[BEGIN]

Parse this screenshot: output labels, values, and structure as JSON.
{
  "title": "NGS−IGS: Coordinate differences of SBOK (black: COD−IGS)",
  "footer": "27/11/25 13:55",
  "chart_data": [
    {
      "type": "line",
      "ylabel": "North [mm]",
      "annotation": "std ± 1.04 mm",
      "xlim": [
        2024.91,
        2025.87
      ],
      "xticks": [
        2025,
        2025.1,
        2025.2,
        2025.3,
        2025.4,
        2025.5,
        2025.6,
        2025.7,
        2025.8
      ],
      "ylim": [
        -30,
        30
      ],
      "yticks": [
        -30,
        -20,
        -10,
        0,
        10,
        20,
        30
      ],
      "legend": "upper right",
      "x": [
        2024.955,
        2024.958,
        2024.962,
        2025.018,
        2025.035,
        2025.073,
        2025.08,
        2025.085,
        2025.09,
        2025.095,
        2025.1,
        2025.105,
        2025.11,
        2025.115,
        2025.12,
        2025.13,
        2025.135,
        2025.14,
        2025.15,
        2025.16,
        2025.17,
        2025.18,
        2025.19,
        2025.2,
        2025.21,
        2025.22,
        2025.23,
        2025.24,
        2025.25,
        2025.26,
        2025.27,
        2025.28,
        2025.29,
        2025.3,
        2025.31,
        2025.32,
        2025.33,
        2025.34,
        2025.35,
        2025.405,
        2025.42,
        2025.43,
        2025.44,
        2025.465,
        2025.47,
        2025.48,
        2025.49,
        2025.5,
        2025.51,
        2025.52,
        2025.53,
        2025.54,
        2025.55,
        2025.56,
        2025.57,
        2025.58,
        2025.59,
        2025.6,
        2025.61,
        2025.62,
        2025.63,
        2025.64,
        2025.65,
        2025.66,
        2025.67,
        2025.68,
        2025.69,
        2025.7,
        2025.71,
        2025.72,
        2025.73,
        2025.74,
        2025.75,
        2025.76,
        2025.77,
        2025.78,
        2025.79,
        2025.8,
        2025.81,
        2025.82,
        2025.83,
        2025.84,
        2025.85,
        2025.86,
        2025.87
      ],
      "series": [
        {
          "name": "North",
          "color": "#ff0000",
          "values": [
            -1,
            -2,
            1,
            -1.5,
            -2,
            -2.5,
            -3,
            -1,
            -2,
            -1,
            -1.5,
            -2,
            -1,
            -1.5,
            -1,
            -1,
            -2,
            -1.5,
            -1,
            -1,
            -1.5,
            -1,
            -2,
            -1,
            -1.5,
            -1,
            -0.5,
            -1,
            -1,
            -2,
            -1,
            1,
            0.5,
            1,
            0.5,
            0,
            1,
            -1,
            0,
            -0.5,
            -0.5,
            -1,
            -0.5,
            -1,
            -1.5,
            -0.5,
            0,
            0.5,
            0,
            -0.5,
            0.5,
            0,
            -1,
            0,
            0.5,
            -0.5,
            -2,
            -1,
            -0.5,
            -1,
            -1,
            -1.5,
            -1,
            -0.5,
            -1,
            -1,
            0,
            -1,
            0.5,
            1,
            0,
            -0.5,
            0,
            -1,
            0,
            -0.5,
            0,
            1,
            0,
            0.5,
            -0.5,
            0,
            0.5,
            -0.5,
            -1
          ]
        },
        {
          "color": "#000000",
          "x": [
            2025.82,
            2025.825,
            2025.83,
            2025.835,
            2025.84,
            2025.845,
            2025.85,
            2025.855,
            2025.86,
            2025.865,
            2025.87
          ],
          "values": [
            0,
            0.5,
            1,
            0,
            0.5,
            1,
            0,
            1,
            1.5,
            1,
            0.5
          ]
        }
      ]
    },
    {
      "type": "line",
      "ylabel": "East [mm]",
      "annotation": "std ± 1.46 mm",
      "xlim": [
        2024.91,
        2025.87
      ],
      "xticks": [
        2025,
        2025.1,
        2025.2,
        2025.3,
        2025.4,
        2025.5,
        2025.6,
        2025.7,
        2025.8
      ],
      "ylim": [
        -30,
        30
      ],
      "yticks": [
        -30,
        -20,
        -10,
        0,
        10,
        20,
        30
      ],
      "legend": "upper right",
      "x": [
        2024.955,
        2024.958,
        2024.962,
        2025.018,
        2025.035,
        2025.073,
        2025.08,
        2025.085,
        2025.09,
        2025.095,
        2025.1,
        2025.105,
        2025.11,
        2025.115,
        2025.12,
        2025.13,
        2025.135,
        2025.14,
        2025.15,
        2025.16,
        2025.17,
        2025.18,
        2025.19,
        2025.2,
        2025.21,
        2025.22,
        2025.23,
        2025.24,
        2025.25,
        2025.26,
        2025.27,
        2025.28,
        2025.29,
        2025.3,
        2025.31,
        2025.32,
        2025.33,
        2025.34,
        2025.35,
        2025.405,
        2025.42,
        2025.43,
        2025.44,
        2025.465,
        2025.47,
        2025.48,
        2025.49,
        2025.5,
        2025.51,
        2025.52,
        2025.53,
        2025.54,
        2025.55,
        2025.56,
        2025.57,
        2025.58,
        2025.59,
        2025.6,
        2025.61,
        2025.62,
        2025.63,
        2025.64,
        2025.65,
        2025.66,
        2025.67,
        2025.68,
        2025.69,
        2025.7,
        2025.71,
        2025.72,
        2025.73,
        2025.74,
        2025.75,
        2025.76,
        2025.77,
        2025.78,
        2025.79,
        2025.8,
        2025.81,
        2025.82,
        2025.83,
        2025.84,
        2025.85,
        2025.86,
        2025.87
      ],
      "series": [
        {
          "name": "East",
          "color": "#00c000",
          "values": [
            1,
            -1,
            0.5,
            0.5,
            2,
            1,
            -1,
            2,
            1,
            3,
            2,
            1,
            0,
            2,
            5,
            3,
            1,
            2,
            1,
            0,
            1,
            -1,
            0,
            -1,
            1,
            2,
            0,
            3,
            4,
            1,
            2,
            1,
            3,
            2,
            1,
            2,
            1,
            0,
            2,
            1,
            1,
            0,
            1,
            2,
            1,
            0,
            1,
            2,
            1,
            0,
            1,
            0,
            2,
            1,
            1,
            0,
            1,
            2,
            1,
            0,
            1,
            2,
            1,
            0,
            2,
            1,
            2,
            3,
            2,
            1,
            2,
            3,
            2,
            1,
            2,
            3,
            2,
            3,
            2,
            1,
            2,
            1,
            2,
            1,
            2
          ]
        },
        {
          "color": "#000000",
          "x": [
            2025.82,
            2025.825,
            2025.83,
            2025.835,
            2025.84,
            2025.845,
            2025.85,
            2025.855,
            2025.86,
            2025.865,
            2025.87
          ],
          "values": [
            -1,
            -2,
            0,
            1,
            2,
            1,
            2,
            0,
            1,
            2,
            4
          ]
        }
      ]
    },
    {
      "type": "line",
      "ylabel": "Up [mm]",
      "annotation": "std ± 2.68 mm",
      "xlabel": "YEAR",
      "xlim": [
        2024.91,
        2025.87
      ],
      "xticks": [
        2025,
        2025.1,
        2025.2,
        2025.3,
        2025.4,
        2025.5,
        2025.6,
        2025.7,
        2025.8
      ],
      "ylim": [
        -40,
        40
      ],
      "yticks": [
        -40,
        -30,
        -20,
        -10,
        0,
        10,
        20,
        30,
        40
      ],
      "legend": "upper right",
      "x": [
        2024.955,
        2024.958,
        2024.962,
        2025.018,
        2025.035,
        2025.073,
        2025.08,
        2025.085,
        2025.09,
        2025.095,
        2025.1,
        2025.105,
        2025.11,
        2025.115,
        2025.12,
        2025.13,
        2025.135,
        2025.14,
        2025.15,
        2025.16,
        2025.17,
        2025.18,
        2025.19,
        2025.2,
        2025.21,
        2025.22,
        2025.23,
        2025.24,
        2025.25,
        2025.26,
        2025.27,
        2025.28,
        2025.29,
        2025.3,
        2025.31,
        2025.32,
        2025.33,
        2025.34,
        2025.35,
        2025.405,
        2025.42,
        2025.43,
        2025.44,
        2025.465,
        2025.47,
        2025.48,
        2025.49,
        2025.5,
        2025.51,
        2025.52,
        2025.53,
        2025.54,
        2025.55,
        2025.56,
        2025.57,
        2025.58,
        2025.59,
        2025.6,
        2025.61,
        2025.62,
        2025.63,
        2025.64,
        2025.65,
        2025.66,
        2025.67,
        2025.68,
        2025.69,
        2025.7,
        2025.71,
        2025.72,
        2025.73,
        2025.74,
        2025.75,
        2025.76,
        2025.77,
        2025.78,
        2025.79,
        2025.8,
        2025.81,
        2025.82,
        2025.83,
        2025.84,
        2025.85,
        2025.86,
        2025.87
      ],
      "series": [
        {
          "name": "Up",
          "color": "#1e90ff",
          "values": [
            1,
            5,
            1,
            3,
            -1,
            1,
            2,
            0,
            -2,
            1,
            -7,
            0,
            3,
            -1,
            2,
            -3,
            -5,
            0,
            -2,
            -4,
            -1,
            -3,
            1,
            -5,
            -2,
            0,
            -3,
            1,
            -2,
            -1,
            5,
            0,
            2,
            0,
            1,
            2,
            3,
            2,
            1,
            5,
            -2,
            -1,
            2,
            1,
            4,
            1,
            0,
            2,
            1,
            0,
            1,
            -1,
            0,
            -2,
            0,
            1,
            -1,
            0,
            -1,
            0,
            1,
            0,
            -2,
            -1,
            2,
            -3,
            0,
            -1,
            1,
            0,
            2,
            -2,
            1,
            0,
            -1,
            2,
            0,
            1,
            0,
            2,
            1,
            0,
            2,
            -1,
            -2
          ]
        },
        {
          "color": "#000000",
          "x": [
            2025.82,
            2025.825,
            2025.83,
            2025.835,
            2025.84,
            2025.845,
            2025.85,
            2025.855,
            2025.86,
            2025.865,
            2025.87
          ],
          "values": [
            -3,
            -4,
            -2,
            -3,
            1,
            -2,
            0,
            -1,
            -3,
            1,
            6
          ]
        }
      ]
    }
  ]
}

[END]

THE EXERCISE :: Provide the number of lines in the entries that include "annotation", and no other text.

SOLUTION FOR THIS EXERCISE :: 3